* **What to work on**: Please give the entries again in full and exactly, without any picture.

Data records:
☆ ☆ ☆

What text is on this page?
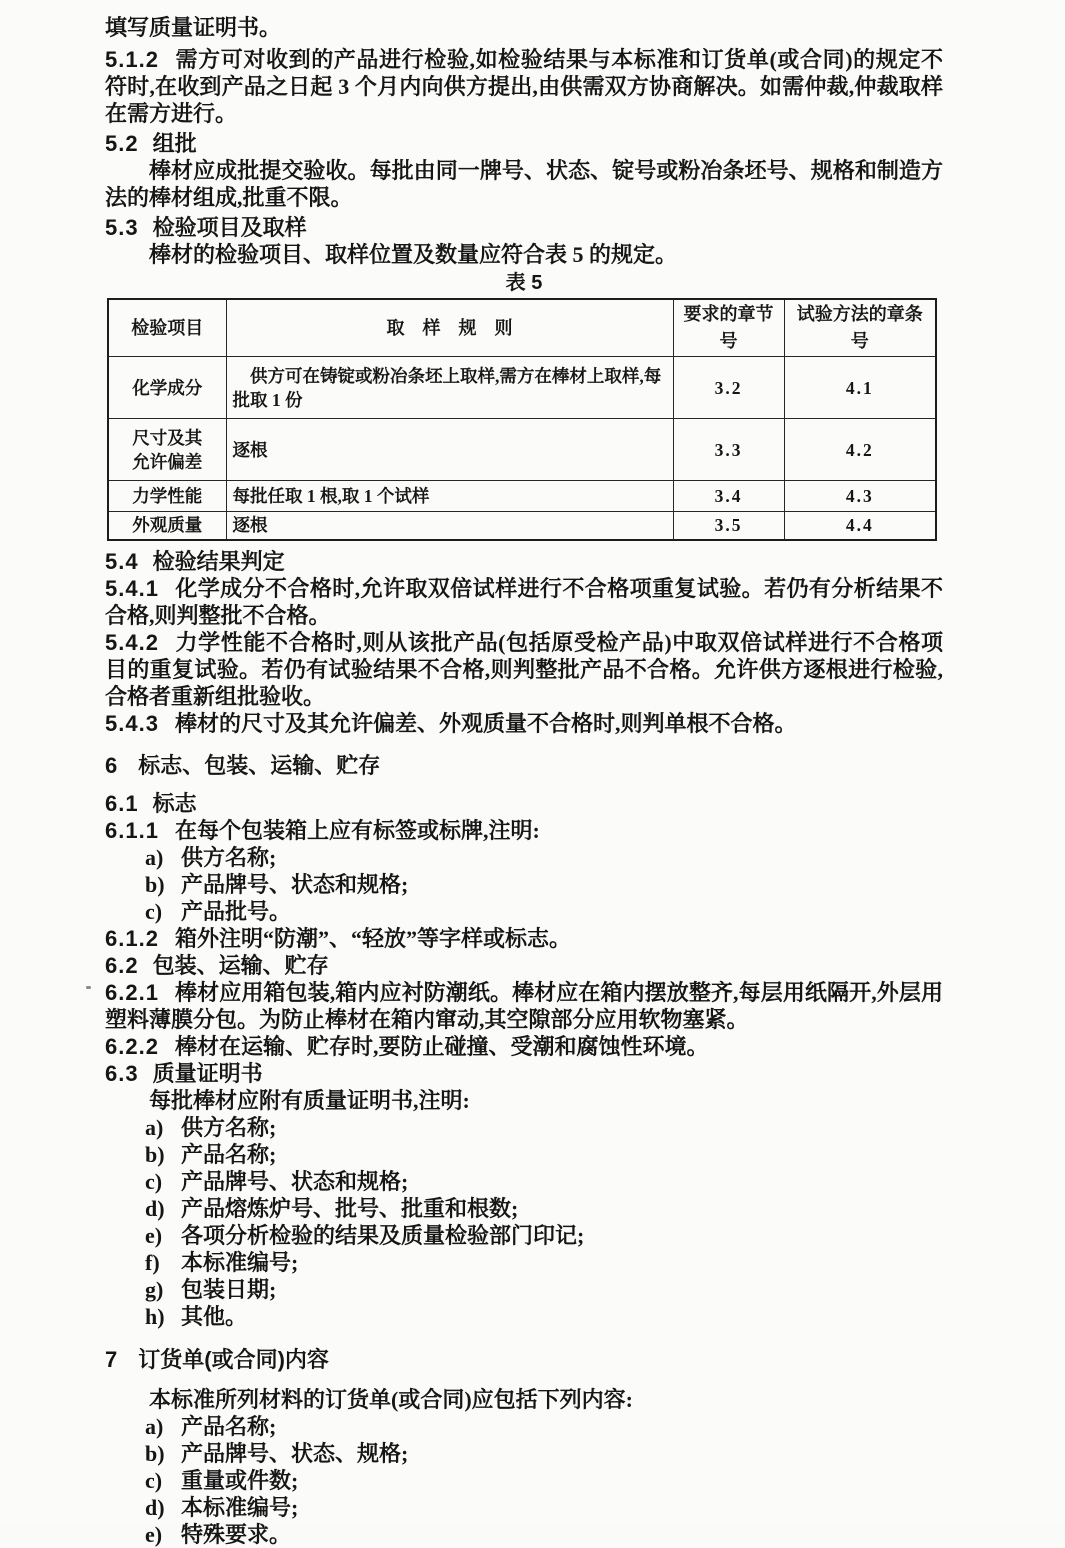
填写质量证明书。

5.1.2 需方可对收到的产品进行检验,如检验结果与本标准和订货单(或合同)的规定不符时,在收到产品之日起 3 个月内向供方提出,由供需双方协商解决。如需仲裁,仲裁取样在需方进行。

5.2 组批

棒材应成批提交验收。每批由同一牌号、状态、锭号或粉冶条坯号、规格和制造方法的棒材组成,批重不限。

5.3 检验项目及取样

棒材的检验项目、取样位置及数量应符合表 5 的规定。

表 5
检验项目	取　样　规　则	要求的章节号	试验方法的章条号
化学成分	供方可在铸锭或粉冶条坯上取样,需方在棒材上取样,每批取 1 份	3.2	4.1

尺寸及其
允许偏差	逐根	3.3	4.2
力学性能	每批任取 1 根,取 1 个试样	3.4	4.3
外观质量	逐根	3.5	4.4

5.4 检验结果判定

5.4.1 化学成分不合格时,允许取双倍试样进行不合格项重复试验。若仍有分析结果不合格,则判整批不合格。

5.4.2 力学性能不合格时,则从该批产品(包括原受检产品)中取双倍试样进行不合格项目的重复试验。若仍有试验结果不合格,则判整批产品不合格。允许供方逐根进行检验,合格者重新组批验收。

5.4.3 棒材的尺寸及其允许偏差、外观质量不合格时,则判单根不合格。

6 标志、包装、运输、贮存

6.1 标志

6.1.1 在每个包装箱上应有标签或标牌,注明:

a) 供方名称;

b) 产品牌号、状态和规格;

c) 产品批号。

6.1.2 箱外注明“防潮”、“轻放”等字样或标志。

6.2 包装、运输、贮存

6.2.1 棒材应用箱包装,箱内应衬防潮纸。棒材应在箱内摆放整齐,每层用纸隔开,外层用塑料薄膜分包。为防止棒材在箱内窜动,其空隙部分应用软物塞紧。

6.2.2 棒材在运输、贮存时,要防止碰撞、受潮和腐蚀性环境。

6.3 质量证明书

每批棒材应附有质量证明书,注明:

a) 供方名称;

b) 产品名称;

c) 产品牌号、状态和规格;

d) 产品熔炼炉号、批号、批重和根数;

e) 各项分析检验的结果及质量检验部门印记;

f) 本标准编号;

g) 包装日期;

h) 其他。

7 订货单(或合同)内容

本标准所列材料的订货单(或合同)应包括下列内容:

a) 产品名称;

b) 产品牌号、状态、规格;

c) 重量或件数;

d) 本标准编号;

e) 特殊要求。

☆ ☆ ☆

* **Solved exercise**:
What text is on this page?
填写质量证明书。

5.1.2 需方可对收到的产品进行检验,如检验结果与本标准和订货单(或合同)的规定不符时,在收到产品之日起 3 个月内向供方提出,由供需双方协商解决。如需仲裁,仲裁取样在需方进行。

5.2 组批

棒材应成批提交验收。每批由同一牌号、状态、锭号或粉冶条坯号、规格和制造方法的棒材组成,批重不限。

5.3 检验项目及取样

棒材的检验项目、取样位置及数量应符合表 5 的规定。

表 5
检验项目	取　样　规　则	要求的章节号	试验方法的章条号
化学成分	供方可在铸锭或粉冶条坯上取样,需方在棒材上取样,每批取 1 份	3.2	4.1

尺寸及其
允许偏差	逐根	3.3	4.2
力学性能	每批任取 1 根,取 1 个试样	3.4	4.3
外观质量	逐根	3.5	4.4

5.4 检验结果判定

5.4.1 化学成分不合格时,允许取双倍试样进行不合格项重复试验。若仍有分析结果不合格,则判整批不合格。

5.4.2 力学性能不合格时,则从该批产品(包括原受检产品)中取双倍试样进行不合格项目的重复试验。若仍有试验结果不合格,则判整批产品不合格。允许供方逐根进行检验,合格者重新组批验收。

5.4.3 棒材的尺寸及其允许偏差、外观质量不合格时,则判单根不合格。

6 标志、包装、运输、贮存

6.1 标志

6.1.1 在每个包装箱上应有标签或标牌,注明:

a) 供方名称;

b) 产品牌号、状态和规格;

c) 产品批号。

6.1.2 箱外注明“防潮”、“轻放”等字样或标志。

6.2 包装、运输、贮存

6.2.1 棒材应用箱包装,箱内应衬防潮纸。棒材应在箱内摆放整齐,每层用纸隔开,外层用塑料薄膜分包。为防止棒材在箱内窜动,其空隙部分应用软物塞紧。

6.2.2 棒材在运输、贮存时,要防止碰撞、受潮和腐蚀性环境。

6.3 质量证明书

每批棒材应附有质量证明书,注明:

a) 供方名称;

b) 产品名称;

c) 产品牌号、状态和规格;

d) 产品熔炼炉号、批号、批重和根数;

e) 各项分析检验的结果及质量检验部门印记;

f) 本标准编号;

g) 包装日期;

h) 其他。

7 订货单(或合同)内容

本标准所列材料的订货单(或合同)应包括下列内容:

a) 产品名称;

b) 产品牌号、状态、规格;

c) 重量或件数;

d) 本标准编号;

e) 特殊要求。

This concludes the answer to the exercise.